> _What you need to do_: Transcribe the listing below word for word.

Data records:

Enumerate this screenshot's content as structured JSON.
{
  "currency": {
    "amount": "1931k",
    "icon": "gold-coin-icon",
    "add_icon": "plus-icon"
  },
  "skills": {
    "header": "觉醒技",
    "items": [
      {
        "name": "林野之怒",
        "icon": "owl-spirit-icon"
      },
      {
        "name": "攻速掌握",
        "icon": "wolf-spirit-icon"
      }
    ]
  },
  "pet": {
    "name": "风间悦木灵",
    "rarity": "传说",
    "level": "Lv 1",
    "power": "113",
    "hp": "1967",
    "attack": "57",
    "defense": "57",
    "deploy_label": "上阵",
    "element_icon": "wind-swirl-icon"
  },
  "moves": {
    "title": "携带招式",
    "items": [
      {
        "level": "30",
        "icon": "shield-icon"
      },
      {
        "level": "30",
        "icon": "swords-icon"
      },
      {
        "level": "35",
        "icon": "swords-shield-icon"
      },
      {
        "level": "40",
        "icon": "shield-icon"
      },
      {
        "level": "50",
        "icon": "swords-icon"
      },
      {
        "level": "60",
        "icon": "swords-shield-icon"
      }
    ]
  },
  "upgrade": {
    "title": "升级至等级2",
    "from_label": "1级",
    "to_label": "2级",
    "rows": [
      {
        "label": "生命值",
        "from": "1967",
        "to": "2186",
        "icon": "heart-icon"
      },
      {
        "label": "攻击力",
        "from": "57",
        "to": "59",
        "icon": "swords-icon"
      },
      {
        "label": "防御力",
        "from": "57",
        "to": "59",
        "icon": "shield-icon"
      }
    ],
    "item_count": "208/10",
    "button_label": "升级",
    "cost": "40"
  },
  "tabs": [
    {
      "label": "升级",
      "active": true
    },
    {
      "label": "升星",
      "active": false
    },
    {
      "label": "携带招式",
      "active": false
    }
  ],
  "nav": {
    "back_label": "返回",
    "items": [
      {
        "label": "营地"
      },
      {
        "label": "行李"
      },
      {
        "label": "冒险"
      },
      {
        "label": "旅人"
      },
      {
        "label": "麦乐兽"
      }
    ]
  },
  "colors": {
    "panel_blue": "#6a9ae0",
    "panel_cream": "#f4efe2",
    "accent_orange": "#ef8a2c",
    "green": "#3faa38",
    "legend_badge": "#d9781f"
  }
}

> _Completed task_:
Enumerate this screenshot's content as structured JSON.
{
  "currency": {
    "amount": "1931k",
    "icon": "gold-coin-icon",
    "add_icon": "plus-icon"
  },
  "skills": {
    "header": "觉醒技",
    "items": [
      {
        "name": "林野之怒",
        "icon": "owl-spirit-icon"
      },
      {
        "name": "攻速掌握",
        "icon": "wolf-spirit-icon"
      }
    ]
  },
  "pet": {
    "name": "风间悦木灵",
    "rarity": "传说",
    "level": "Lv 1",
    "power": "113",
    "hp": "1967",
    "attack": "57",
    "defense": "57",
    "deploy_label": "上阵",
    "element_icon": "wind-swirl-icon"
  },
  "moves": {
    "title": "携带招式",
    "items": [
      {
        "level": "30",
        "icon": "shield-icon"
      },
      {
        "level": "30",
        "icon": "swords-icon"
      },
      {
        "level": "35",
        "icon": "swords-shield-icon"
      },
      {
        "level": "40",
        "icon": "shield-icon"
      },
      {
        "level": "50",
        "icon": "swords-icon"
      },
      {
        "level": "60",
        "icon": "swords-shield-icon"
      }
    ]
  },
  "upgrade": {
    "title": "升级至等级2",
    "from_label": "1级",
    "to_label": "2级",
    "rows": [
      {
        "label": "生命值",
        "from": "1967",
        "to": "2186",
        "icon": "heart-icon"
      },
      {
        "label": "攻击力",
        "from": "57",
        "to": "59",
        "icon": "swords-icon"
      },
      {
        "label": "防御力",
        "from": "57",
        "to": "59",
        "icon": "shield-icon"
      }
    ],
    "item_count": "208/10",
    "button_label": "升级",
    "cost": "40"
  },
  "tabs": [
    {
      "label": "升级",
      "active": true
    },
    {
      "label": "升星",
      "active": false
    },
    {
      "label": "携带招式",
      "active": false
    }
  ],
  "nav": {
    "back_label": "返回",
    "items": [
      {
        "label": "营地"
      },
      {
        "label": "行李"
      },
      {
        "label": "冒险"
      },
      {
        "label": "旅人"
      },
      {
        "label": "麦乐兽"
      }
    ]
  },
  "colors": {
    "panel_blue": "#6a9ae0",
    "panel_cream": "#f4efe2",
    "accent_orange": "#ef8a2c",
    "green": "#3faa38",
    "legend_badge": "#d9781f"
  }
}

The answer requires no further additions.